OBJECTIVE -> Return each line of the listing below, unchanged, and omit the images.

DATA SHOWN ->
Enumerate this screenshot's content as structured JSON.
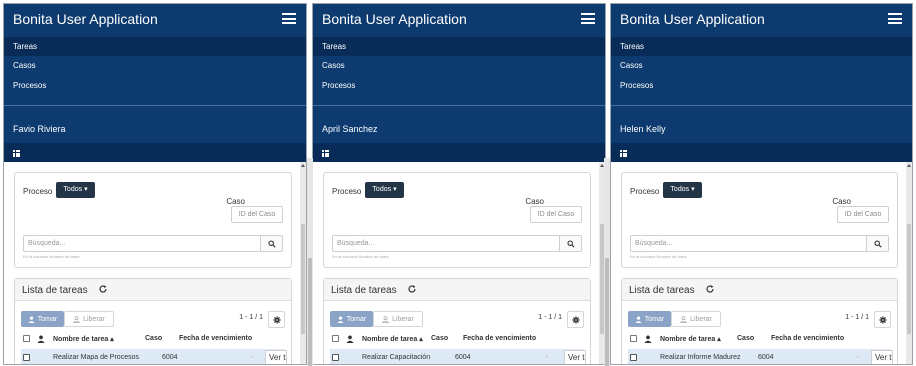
{
  "panels": [
    {
      "app_title": "Bonita User Application",
      "menu": [
        "Tareas",
        "Casos",
        "Procesos"
      ],
      "user_name": "Favio Riviera",
      "filter": {
        "proceso_label": "Proceso",
        "todos_label": "Todos",
        "caso_label": "Caso",
        "caso_placeholder": "ID del Caso",
        "search_placeholder": "Búsqueda...",
        "search_hint": "En la columna Nombre de tarea"
      },
      "tasks": {
        "title": "Lista de tareas",
        "take_label": "Tomar",
        "release_label": "Liberar",
        "pager": "1 - 1 / 1",
        "columns": [
          "Nombre de tarea",
          "Caso",
          "Fecha de vencimiento"
        ],
        "row": {
          "name": "Realizar Mapa de Procesos",
          "case": "6004",
          "due": "-",
          "action": "Ver tarea"
        }
      }
    },
    {
      "app_title": "Bonita User Application",
      "menu": [
        "Tareas",
        "Casos",
        "Procesos"
      ],
      "user_name": "April Sanchez",
      "filter": {
        "proceso_label": "Proceso",
        "todos_label": "Todos",
        "caso_label": "Caso",
        "caso_placeholder": "ID del Caso",
        "search_placeholder": "Búsqueda...",
        "search_hint": "En la columna Nombre de tarea"
      },
      "tasks": {
        "title": "Lista de tareas",
        "take_label": "Tomar",
        "release_label": "Liberar",
        "pager": "1 - 1 / 1",
        "columns": [
          "Nombre de tarea",
          "Caso",
          "Fecha de vencimiento"
        ],
        "row": {
          "name": "Realizar Capacitación",
          "case": "6004",
          "due": "-",
          "action": "Ver tarea"
        }
      }
    },
    {
      "app_title": "Bonita User Application",
      "menu": [
        "Tareas",
        "Casos",
        "Procesos"
      ],
      "user_name": "Helen Kelly",
      "filter": {
        "proceso_label": "Proceso",
        "todos_label": "Todos",
        "caso_label": "Caso",
        "caso_placeholder": "ID del Caso",
        "search_placeholder": "Búsqueda...",
        "search_hint": "En la columna Nombre de tarea"
      },
      "tasks": {
        "title": "Lista de tareas",
        "take_label": "Tomar",
        "release_label": "Liberar",
        "pager": "1 - 1 / 1",
        "columns": [
          "Nombre de tarea",
          "Caso",
          "Fecha de vencimiento"
        ],
        "row": {
          "name": "Realizar Informe Madurez",
          "case": "6004",
          "due": "-",
          "action": "Ver tarea"
        }
      }
    }
  ],
  "colors": {
    "navbar": "#0d3a6f",
    "navbar_active": "#082c57",
    "primary_button": "#243447",
    "selected_row": "#dde9f5"
  }
}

REPLY ->
Enumerate this screenshot's content as structured JSON.
{
  "panels": [
    {
      "app_title": "Bonita User Application",
      "menu": [
        "Tareas",
        "Casos",
        "Procesos"
      ],
      "user_name": "Favio Riviera",
      "filter": {
        "proceso_label": "Proceso",
        "todos_label": "Todos",
        "caso_label": "Caso",
        "caso_placeholder": "ID del Caso",
        "search_placeholder": "Búsqueda...",
        "search_hint": "En la columna Nombre de tarea"
      },
      "tasks": {
        "title": "Lista de tareas",
        "take_label": "Tomar",
        "release_label": "Liberar",
        "pager": "1 - 1 / 1",
        "columns": [
          "Nombre de tarea",
          "Caso",
          "Fecha de vencimiento"
        ],
        "row": {
          "name": "Realizar Mapa de Procesos",
          "case": "6004",
          "due": "-",
          "action": "Ver tarea"
        }
      }
    },
    {
      "app_title": "Bonita User Application",
      "menu": [
        "Tareas",
        "Casos",
        "Procesos"
      ],
      "user_name": "April Sanchez",
      "filter": {
        "proceso_label": "Proceso",
        "todos_label": "Todos",
        "caso_label": "Caso",
        "caso_placeholder": "ID del Caso",
        "search_placeholder": "Búsqueda...",
        "search_hint": "En la columna Nombre de tarea"
      },
      "tasks": {
        "title": "Lista de tareas",
        "take_label": "Tomar",
        "release_label": "Liberar",
        "pager": "1 - 1 / 1",
        "columns": [
          "Nombre de tarea",
          "Caso",
          "Fecha de vencimiento"
        ],
        "row": {
          "name": "Realizar Capacitación",
          "case": "6004",
          "due": "-",
          "action": "Ver tarea"
        }
      }
    },
    {
      "app_title": "Bonita User Application",
      "menu": [
        "Tareas",
        "Casos",
        "Procesos"
      ],
      "user_name": "Helen Kelly",
      "filter": {
        "proceso_label": "Proceso",
        "todos_label": "Todos",
        "caso_label": "Caso",
        "caso_placeholder": "ID del Caso",
        "search_placeholder": "Búsqueda...",
        "search_hint": "En la columna Nombre de tarea"
      },
      "tasks": {
        "title": "Lista de tareas",
        "take_label": "Tomar",
        "release_label": "Liberar",
        "pager": "1 - 1 / 1",
        "columns": [
          "Nombre de tarea",
          "Caso",
          "Fecha de vencimiento"
        ],
        "row": {
          "name": "Realizar Informe Madurez",
          "case": "6004",
          "due": "-",
          "action": "Ver tarea"
        }
      }
    }
  ],
  "colors": {
    "navbar": "#0d3a6f",
    "navbar_active": "#082c57",
    "primary_button": "#243447",
    "selected_row": "#dde9f5"
  }
}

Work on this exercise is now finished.